Go through the records underneath and write each one out again exactly.

_GIVEN INFORMATION_

◇ ◇ ◇ ◇

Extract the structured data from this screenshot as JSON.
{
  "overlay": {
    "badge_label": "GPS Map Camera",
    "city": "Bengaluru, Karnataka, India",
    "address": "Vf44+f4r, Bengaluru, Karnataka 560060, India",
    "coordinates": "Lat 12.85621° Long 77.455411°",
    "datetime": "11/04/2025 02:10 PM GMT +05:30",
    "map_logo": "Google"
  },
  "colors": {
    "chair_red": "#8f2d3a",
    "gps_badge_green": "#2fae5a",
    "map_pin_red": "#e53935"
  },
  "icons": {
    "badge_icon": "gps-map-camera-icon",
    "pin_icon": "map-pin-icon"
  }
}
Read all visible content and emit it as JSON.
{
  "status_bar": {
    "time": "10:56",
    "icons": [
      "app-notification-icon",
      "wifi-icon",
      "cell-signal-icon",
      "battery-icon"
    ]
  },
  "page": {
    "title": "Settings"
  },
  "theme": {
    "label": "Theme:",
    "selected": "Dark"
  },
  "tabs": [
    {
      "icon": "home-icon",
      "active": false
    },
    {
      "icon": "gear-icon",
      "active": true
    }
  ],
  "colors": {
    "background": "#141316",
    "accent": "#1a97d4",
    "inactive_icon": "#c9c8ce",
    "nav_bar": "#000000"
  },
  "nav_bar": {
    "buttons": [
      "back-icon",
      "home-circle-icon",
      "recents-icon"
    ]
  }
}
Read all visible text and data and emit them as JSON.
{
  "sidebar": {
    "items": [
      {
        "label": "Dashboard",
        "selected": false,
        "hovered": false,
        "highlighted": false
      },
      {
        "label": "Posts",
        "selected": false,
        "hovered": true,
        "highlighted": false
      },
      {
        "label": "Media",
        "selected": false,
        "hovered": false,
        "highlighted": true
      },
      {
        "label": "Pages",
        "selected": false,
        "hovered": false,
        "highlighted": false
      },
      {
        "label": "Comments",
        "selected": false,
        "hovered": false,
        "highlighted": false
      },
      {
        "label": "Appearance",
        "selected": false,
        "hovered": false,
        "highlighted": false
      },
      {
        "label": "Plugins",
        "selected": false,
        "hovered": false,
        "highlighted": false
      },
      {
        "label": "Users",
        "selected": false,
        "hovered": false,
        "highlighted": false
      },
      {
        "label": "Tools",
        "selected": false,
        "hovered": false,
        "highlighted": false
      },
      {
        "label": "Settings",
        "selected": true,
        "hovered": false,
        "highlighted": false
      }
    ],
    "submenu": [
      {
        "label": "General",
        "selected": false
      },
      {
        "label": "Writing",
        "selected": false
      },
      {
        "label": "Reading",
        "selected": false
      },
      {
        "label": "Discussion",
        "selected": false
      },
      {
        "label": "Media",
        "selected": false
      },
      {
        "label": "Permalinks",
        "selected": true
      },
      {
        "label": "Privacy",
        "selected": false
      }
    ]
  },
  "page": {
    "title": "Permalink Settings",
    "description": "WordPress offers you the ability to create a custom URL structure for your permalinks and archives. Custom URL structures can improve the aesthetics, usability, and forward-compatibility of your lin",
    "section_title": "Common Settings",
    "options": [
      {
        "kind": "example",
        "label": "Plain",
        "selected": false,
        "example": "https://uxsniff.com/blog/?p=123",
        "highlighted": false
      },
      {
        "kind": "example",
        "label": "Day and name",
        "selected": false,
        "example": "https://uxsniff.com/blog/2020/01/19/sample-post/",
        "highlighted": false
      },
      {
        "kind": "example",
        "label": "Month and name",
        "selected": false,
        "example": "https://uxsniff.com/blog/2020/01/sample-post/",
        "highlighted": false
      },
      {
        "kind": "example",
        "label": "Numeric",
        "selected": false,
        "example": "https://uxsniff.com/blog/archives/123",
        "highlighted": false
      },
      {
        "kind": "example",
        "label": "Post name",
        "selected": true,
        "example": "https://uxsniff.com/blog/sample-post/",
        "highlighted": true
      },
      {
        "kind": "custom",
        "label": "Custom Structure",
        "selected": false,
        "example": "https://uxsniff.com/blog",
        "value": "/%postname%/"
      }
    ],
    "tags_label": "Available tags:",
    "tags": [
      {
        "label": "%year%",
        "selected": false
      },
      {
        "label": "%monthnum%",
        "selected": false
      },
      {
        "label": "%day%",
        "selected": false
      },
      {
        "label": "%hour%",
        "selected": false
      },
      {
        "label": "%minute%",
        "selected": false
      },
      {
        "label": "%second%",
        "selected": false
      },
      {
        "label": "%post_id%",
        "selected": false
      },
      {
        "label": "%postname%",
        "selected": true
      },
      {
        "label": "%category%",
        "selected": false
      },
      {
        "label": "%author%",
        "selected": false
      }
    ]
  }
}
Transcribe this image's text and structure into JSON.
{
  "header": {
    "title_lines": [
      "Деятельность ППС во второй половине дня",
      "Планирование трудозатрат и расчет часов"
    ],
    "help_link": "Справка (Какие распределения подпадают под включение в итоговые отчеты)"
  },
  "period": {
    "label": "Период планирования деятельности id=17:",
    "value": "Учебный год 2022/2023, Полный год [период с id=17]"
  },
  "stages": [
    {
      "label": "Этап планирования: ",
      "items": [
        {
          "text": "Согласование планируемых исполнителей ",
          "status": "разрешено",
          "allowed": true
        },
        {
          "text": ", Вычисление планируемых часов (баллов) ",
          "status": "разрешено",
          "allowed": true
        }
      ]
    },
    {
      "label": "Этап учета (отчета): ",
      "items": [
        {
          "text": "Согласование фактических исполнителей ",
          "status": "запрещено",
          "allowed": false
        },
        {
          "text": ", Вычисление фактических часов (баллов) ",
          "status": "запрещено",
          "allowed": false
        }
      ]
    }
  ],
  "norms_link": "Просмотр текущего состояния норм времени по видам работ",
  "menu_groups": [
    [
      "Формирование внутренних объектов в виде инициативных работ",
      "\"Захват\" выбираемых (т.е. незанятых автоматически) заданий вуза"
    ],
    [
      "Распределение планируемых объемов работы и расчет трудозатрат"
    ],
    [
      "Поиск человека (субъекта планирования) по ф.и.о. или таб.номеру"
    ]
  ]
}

◇ ◇ ◇ ◇

_EXERCISE RESULT_
Extract the structured data from this screenshot as JSON.
{
  "overlay": {
    "badge_label": "GPS Map Camera",
    "city": "Bengaluru, Karnataka, India",
    "address": "Vf44+f4r, Bengaluru, Karnataka 560060, India",
    "coordinates": "Lat 12.85621° Long 77.455411°",
    "datetime": "11/04/2025 02:10 PM GMT +05:30",
    "map_logo": "Google"
  },
  "colors": {
    "chair_red": "#8f2d3a",
    "gps_badge_green": "#2fae5a",
    "map_pin_red": "#e53935"
  },
  "icons": {
    "badge_icon": "gps-map-camera-icon",
    "pin_icon": "map-pin-icon"
  }
}
Read all visible content and emit it as JSON.
{
  "status_bar": {
    "time": "10:56",
    "icons": [
      "app-notification-icon",
      "wifi-icon",
      "cell-signal-icon",
      "battery-icon"
    ]
  },
  "page": {
    "title": "Settings"
  },
  "theme": {
    "label": "Theme:",
    "selected": "Dark"
  },
  "tabs": [
    {
      "icon": "home-icon",
      "active": false
    },
    {
      "icon": "gear-icon",
      "active": true
    }
  ],
  "colors": {
    "background": "#141316",
    "accent": "#1a97d4",
    "inactive_icon": "#c9c8ce",
    "nav_bar": "#000000"
  },
  "nav_bar": {
    "buttons": [
      "back-icon",
      "home-circle-icon",
      "recents-icon"
    ]
  }
}
Read all visible text and data and emit them as JSON.
{
  "sidebar": {
    "items": [
      {
        "label": "Dashboard",
        "selected": false,
        "hovered": false,
        "highlighted": false
      },
      {
        "label": "Posts",
        "selected": false,
        "hovered": true,
        "highlighted": false
      },
      {
        "label": "Media",
        "selected": false,
        "hovered": false,
        "highlighted": true
      },
      {
        "label": "Pages",
        "selected": false,
        "hovered": false,
        "highlighted": false
      },
      {
        "label": "Comments",
        "selected": false,
        "hovered": false,
        "highlighted": false
      },
      {
        "label": "Appearance",
        "selected": false,
        "hovered": false,
        "highlighted": false
      },
      {
        "label": "Plugins",
        "selected": false,
        "hovered": false,
        "highlighted": false
      },
      {
        "label": "Users",
        "selected": false,
        "hovered": false,
        "highlighted": false
      },
      {
        "label": "Tools",
        "selected": false,
        "hovered": false,
        "highlighted": false
      },
      {
        "label": "Settings",
        "selected": true,
        "hovered": false,
        "highlighted": false
      }
    ],
    "submenu": [
      {
        "label": "General",
        "selected": false
      },
      {
        "label": "Writing",
        "selected": false
      },
      {
        "label": "Reading",
        "selected": false
      },
      {
        "label": "Discussion",
        "selected": false
      },
      {
        "label": "Media",
        "selected": false
      },
      {
        "label": "Permalinks",
        "selected": true
      },
      {
        "label": "Privacy",
        "selected": false
      }
    ]
  },
  "page": {
    "title": "Permalink Settings",
    "description": "WordPress offers you the ability to create a custom URL structure for your permalinks and archives. Custom URL structures can improve the aesthetics, usability, and forward-compatibility of your lin",
    "section_title": "Common Settings",
    "options": [
      {
        "kind": "example",
        "label": "Plain",
        "selected": false,
        "example": "https://uxsniff.com/blog/?p=123",
        "highlighted": false
      },
      {
        "kind": "example",
        "label": "Day and name",
        "selected": false,
        "example": "https://uxsniff.com/blog/2020/01/19/sample-post/",
        "highlighted": false
      },
      {
        "kind": "example",
        "label": "Month and name",
        "selected": false,
        "example": "https://uxsniff.com/blog/2020/01/sample-post/",
        "highlighted": false
      },
      {
        "kind": "example",
        "label": "Numeric",
        "selected": false,
        "example": "https://uxsniff.com/blog/archives/123",
        "highlighted": false
      },
      {
        "kind": "example",
        "label": "Post name",
        "selected": true,
        "example": "https://uxsniff.com/blog/sample-post/",
        "highlighted": true
      },
      {
        "kind": "custom",
        "label": "Custom Structure",
        "selected": false,
        "example": "https://uxsniff.com/blog",
        "value": "/%postname%/"
      }
    ],
    "tags_label": "Available tags:",
    "tags": [
      {
        "label": "%year%",
        "selected": false
      },
      {
        "label": "%monthnum%",
        "selected": false
      },
      {
        "label": "%day%",
        "selected": false
      },
      {
        "label": "%hour%",
        "selected": false
      },
      {
        "label": "%minute%",
        "selected": false
      },
      {
        "label": "%second%",
        "selected": false
      },
      {
        "label": "%post_id%",
        "selected": false
      },
      {
        "label": "%postname%",
        "selected": true
      },
      {
        "label": "%category%",
        "selected": false
      },
      {
        "label": "%author%",
        "selected": false
      }
    ]
  }
}
Transcribe this image's text and structure into JSON.
{
  "header": {
    "title_lines": [
      "Деятельность ППС во второй половине дня",
      "Планирование трудозатрат и расчет часов"
    ],
    "help_link": "Справка (Какие распределения подпадают под включение в итоговые отчеты)"
  },
  "period": {
    "label": "Период планирования деятельности id=17:",
    "value": "Учебный год 2022/2023, Полный год [период с id=17]"
  },
  "stages": [
    {
      "label": "Этап планирования: ",
      "items": [
        {
          "text": "Согласование планируемых исполнителей ",
          "status": "разрешено",
          "allowed": true
        },
        {
          "text": ", Вычисление планируемых часов (баллов) ",
          "status": "разрешено",
          "allowed": true
        }
      ]
    },
    {
      "label": "Этап учета (отчета): ",
      "items": [
        {
          "text": "Согласование фактических исполнителей ",
          "status": "запрещено",
          "allowed": false
        },
        {
          "text": ", Вычисление фактических часов (баллов) ",
          "status": "запрещено",
          "allowed": false
        }
      ]
    }
  ],
  "norms_link": "Просмотр текущего состояния норм времени по видам работ",
  "menu_groups": [
    [
      "Формирование внутренних объектов в виде инициативных работ",
      "\"Захват\" выбираемых (т.е. незанятых автоматически) заданий вуза"
    ],
    [
      "Распределение планируемых объемов работы и расчет трудозатрат"
    ],
    [
      "Поиск человека (субъекта планирования) по ф.и.о. или таб.номеру"
    ]
  ]
}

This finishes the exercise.